Structured figure records
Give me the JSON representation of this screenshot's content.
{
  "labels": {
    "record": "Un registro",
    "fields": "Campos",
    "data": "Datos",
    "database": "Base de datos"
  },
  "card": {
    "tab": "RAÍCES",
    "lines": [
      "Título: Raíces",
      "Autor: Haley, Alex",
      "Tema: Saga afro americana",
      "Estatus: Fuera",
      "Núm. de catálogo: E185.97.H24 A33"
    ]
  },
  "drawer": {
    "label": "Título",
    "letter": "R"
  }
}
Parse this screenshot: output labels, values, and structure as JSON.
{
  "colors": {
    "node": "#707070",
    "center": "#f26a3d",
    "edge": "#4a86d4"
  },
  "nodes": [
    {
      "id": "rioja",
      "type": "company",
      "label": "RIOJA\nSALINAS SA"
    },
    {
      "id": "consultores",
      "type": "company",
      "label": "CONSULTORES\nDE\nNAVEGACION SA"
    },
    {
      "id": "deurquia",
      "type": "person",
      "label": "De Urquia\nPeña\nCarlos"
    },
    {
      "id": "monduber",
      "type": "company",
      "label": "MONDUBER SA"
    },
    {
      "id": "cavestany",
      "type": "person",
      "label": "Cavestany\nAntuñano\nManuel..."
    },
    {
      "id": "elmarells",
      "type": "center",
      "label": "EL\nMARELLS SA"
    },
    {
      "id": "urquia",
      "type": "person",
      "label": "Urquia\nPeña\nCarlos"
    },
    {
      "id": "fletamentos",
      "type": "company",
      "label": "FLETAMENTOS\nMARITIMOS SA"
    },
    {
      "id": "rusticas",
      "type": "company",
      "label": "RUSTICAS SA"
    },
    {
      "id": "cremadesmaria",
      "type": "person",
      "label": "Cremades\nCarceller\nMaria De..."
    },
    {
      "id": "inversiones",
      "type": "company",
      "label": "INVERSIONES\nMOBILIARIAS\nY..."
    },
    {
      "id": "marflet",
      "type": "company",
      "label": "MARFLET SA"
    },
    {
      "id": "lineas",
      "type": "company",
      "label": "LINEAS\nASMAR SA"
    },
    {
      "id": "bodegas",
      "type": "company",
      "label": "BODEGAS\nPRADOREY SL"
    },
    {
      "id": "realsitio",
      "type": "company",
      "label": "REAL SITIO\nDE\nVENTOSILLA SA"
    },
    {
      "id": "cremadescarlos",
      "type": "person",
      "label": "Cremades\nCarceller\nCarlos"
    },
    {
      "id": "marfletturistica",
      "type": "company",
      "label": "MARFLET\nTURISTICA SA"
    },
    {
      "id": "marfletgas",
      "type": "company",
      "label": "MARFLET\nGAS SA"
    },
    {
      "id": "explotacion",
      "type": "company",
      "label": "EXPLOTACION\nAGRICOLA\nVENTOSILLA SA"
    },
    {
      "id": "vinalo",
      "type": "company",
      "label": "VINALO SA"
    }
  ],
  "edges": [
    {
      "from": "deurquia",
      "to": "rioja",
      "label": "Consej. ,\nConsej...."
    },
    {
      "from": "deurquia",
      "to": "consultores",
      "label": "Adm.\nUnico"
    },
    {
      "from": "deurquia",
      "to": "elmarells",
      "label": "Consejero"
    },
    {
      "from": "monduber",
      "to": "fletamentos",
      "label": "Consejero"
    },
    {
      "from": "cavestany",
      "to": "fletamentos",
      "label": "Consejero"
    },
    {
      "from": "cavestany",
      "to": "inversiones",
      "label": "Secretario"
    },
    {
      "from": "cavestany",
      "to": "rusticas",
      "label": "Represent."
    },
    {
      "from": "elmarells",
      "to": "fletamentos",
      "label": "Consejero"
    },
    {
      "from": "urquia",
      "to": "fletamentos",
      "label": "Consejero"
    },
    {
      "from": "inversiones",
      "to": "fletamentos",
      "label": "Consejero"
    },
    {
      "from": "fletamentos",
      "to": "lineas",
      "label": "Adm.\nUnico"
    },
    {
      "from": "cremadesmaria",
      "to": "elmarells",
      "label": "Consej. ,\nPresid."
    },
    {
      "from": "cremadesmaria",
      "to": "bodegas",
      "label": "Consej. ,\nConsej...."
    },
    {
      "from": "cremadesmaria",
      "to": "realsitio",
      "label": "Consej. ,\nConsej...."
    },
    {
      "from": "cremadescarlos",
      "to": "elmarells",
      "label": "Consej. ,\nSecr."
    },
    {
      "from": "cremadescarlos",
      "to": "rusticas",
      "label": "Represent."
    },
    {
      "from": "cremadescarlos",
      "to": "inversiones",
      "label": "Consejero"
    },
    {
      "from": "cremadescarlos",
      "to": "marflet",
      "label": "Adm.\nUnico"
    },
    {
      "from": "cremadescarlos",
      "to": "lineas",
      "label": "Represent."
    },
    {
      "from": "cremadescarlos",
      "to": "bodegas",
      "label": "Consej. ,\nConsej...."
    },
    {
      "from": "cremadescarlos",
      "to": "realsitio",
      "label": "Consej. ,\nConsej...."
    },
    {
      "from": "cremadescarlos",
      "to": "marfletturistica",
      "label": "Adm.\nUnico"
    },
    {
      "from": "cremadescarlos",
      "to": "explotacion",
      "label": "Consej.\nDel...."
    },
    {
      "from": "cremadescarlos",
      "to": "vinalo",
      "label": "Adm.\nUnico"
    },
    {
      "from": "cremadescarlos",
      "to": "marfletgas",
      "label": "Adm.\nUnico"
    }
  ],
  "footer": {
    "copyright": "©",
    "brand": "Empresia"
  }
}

→ **Objective**: Give the material above again, word for word.

→ **Answer to the exercise**:
Give me the JSON representation of this screenshot's content.
{
  "labels": {
    "record": "Un registro",
    "fields": "Campos",
    "data": "Datos",
    "database": "Base de datos"
  },
  "card": {
    "tab": "RAÍCES",
    "lines": [
      "Título: Raíces",
      "Autor: Haley, Alex",
      "Tema: Saga afro americana",
      "Estatus: Fuera",
      "Núm. de catálogo: E185.97.H24 A33"
    ]
  },
  "drawer": {
    "label": "Título",
    "letter": "R"
  }
}
Parse this screenshot: output labels, values, and structure as JSON.
{
  "colors": {
    "node": "#707070",
    "center": "#f26a3d",
    "edge": "#4a86d4"
  },
  "nodes": [
    {
      "id": "rioja",
      "type": "company",
      "label": "RIOJA\nSALINAS SA"
    },
    {
      "id": "consultores",
      "type": "company",
      "label": "CONSULTORES\nDE\nNAVEGACION SA"
    },
    {
      "id": "deurquia",
      "type": "person",
      "label": "De Urquia\nPeña\nCarlos"
    },
    {
      "id": "monduber",
      "type": "company",
      "label": "MONDUBER SA"
    },
    {
      "id": "cavestany",
      "type": "person",
      "label": "Cavestany\nAntuñano\nManuel..."
    },
    {
      "id": "elmarells",
      "type": "center",
      "label": "EL\nMARELLS SA"
    },
    {
      "id": "urquia",
      "type": "person",
      "label": "Urquia\nPeña\nCarlos"
    },
    {
      "id": "fletamentos",
      "type": "company",
      "label": "FLETAMENTOS\nMARITIMOS SA"
    },
    {
      "id": "rusticas",
      "type": "company",
      "label": "RUSTICAS SA"
    },
    {
      "id": "cremadesmaria",
      "type": "person",
      "label": "Cremades\nCarceller\nMaria De..."
    },
    {
      "id": "inversiones",
      "type": "company",
      "label": "INVERSIONES\nMOBILIARIAS\nY..."
    },
    {
      "id": "marflet",
      "type": "company",
      "label": "MARFLET SA"
    },
    {
      "id": "lineas",
      "type": "company",
      "label": "LINEAS\nASMAR SA"
    },
    {
      "id": "bodegas",
      "type": "company",
      "label": "BODEGAS\nPRADOREY SL"
    },
    {
      "id": "realsitio",
      "type": "company",
      "label": "REAL SITIO\nDE\nVENTOSILLA SA"
    },
    {
      "id": "cremadescarlos",
      "type": "person",
      "label": "Cremades\nCarceller\nCarlos"
    },
    {
      "id": "marfletturistica",
      "type": "company",
      "label": "MARFLET\nTURISTICA SA"
    },
    {
      "id": "marfletgas",
      "type": "company",
      "label": "MARFLET\nGAS SA"
    },
    {
      "id": "explotacion",
      "type": "company",
      "label": "EXPLOTACION\nAGRICOLA\nVENTOSILLA SA"
    },
    {
      "id": "vinalo",
      "type": "company",
      "label": "VINALO SA"
    }
  ],
  "edges": [
    {
      "from": "deurquia",
      "to": "rioja",
      "label": "Consej. ,\nConsej...."
    },
    {
      "from": "deurquia",
      "to": "consultores",
      "label": "Adm.\nUnico"
    },
    {
      "from": "deurquia",
      "to": "elmarells",
      "label": "Consejero"
    },
    {
      "from": "monduber",
      "to": "fletamentos",
      "label": "Consejero"
    },
    {
      "from": "cavestany",
      "to": "fletamentos",
      "label": "Consejero"
    },
    {
      "from": "cavestany",
      "to": "inversiones",
      "label": "Secretario"
    },
    {
      "from": "cavestany",
      "to": "rusticas",
      "label": "Represent."
    },
    {
      "from": "elmarells",
      "to": "fletamentos",
      "label": "Consejero"
    },
    {
      "from": "urquia",
      "to": "fletamentos",
      "label": "Consejero"
    },
    {
      "from": "inversiones",
      "to": "fletamentos",
      "label": "Consejero"
    },
    {
      "from": "fletamentos",
      "to": "lineas",
      "label": "Adm.\nUnico"
    },
    {
      "from": "cremadesmaria",
      "to": "elmarells",
      "label": "Consej. ,\nPresid."
    },
    {
      "from": "cremadesmaria",
      "to": "bodegas",
      "label": "Consej. ,\nConsej...."
    },
    {
      "from": "cremadesmaria",
      "to": "realsitio",
      "label": "Consej. ,\nConsej...."
    },
    {
      "from": "cremadescarlos",
      "to": "elmarells",
      "label": "Consej. ,\nSecr."
    },
    {
      "from": "cremadescarlos",
      "to": "rusticas",
      "label": "Represent."
    },
    {
      "from": "cremadescarlos",
      "to": "inversiones",
      "label": "Consejero"
    },
    {
      "from": "cremadescarlos",
      "to": "marflet",
      "label": "Adm.\nUnico"
    },
    {
      "from": "cremadescarlos",
      "to": "lineas",
      "label": "Represent."
    },
    {
      "from": "cremadescarlos",
      "to": "bodegas",
      "label": "Consej. ,\nConsej...."
    },
    {
      "from": "cremadescarlos",
      "to": "realsitio",
      "label": "Consej. ,\nConsej...."
    },
    {
      "from": "cremadescarlos",
      "to": "marfletturistica",
      "label": "Adm.\nUnico"
    },
    {
      "from": "cremadescarlos",
      "to": "explotacion",
      "label": "Consej.\nDel...."
    },
    {
      "from": "cremadescarlos",
      "to": "vinalo",
      "label": "Adm.\nUnico"
    },
    {
      "from": "cremadescarlos",
      "to": "marfletgas",
      "label": "Adm.\nUnico"
    }
  ],
  "footer": {
    "copyright": "©",
    "brand": "Empresia"
  }
}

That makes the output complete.